[Excerpts from a dataset]
■ ■ ■

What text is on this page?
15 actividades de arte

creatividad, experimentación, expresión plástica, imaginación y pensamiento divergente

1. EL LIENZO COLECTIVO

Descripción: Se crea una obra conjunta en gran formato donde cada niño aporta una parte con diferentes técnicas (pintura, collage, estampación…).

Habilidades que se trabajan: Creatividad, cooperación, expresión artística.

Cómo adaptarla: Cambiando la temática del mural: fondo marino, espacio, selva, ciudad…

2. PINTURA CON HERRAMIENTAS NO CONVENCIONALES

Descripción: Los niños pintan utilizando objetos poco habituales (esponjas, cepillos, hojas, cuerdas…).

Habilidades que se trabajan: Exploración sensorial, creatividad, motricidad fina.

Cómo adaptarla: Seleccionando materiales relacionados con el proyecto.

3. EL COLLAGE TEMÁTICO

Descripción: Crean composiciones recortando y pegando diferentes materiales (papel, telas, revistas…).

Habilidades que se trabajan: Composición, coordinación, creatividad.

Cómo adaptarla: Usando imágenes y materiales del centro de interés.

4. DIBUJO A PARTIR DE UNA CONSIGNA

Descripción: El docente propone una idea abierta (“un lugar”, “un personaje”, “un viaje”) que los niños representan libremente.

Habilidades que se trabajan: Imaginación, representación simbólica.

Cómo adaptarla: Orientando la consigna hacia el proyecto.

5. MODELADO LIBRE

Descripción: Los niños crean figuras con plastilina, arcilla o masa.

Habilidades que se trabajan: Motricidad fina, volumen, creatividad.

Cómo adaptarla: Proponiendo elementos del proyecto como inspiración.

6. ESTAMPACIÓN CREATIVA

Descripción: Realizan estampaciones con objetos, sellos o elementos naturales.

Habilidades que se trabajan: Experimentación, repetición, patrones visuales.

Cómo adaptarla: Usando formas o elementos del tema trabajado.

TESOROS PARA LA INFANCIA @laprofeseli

■ ■ ■

WORK TO BE COMPLETED: Reproduce the preceding records exactly and completely.

WRITTEN ANSWER:
What text is on this page?
15 actividades de arte

creatividad, experimentación, expresión plástica, imaginación y pensamiento divergente

1. EL LIENZO COLECTIVO

Descripción: Se crea una obra conjunta en gran formato donde cada niño aporta una parte con diferentes técnicas (pintura, collage, estampación…).

Habilidades que se trabajan: Creatividad, cooperación, expresión artística.

Cómo adaptarla: Cambiando la temática del mural: fondo marino, espacio, selva, ciudad…

2. PINTURA CON HERRAMIENTAS NO CONVENCIONALES

Descripción: Los niños pintan utilizando objetos poco habituales (esponjas, cepillos, hojas, cuerdas…).

Habilidades que se trabajan: Exploración sensorial, creatividad, motricidad fina.

Cómo adaptarla: Seleccionando materiales relacionados con el proyecto.

3. EL COLLAGE TEMÁTICO

Descripción: Crean composiciones recortando y pegando diferentes materiales (papel, telas, revistas…).

Habilidades que se trabajan: Composición, coordinación, creatividad.

Cómo adaptarla: Usando imágenes y materiales del centro de interés.

4. DIBUJO A PARTIR DE UNA CONSIGNA

Descripción: El docente propone una idea abierta (“un lugar”, “un personaje”, “un viaje”) que los niños representan libremente.

Habilidades que se trabajan: Imaginación, representación simbólica.

Cómo adaptarla: Orientando la consigna hacia el proyecto.

5. MODELADO LIBRE

Descripción: Los niños crean figuras con plastilina, arcilla o masa.

Habilidades que se trabajan: Motricidad fina, volumen, creatividad.

Cómo adaptarla: Proponiendo elementos del proyecto como inspiración.

6. ESTAMPACIÓN CREATIVA

Descripción: Realizan estampaciones con objetos, sellos o elementos naturales.

Habilidades que se trabajan: Experimentación, repetición, patrones visuales.

Cómo adaptarla: Usando formas o elementos del tema trabajado.

TESOROS PARA LA INFANCIA @laprofeseli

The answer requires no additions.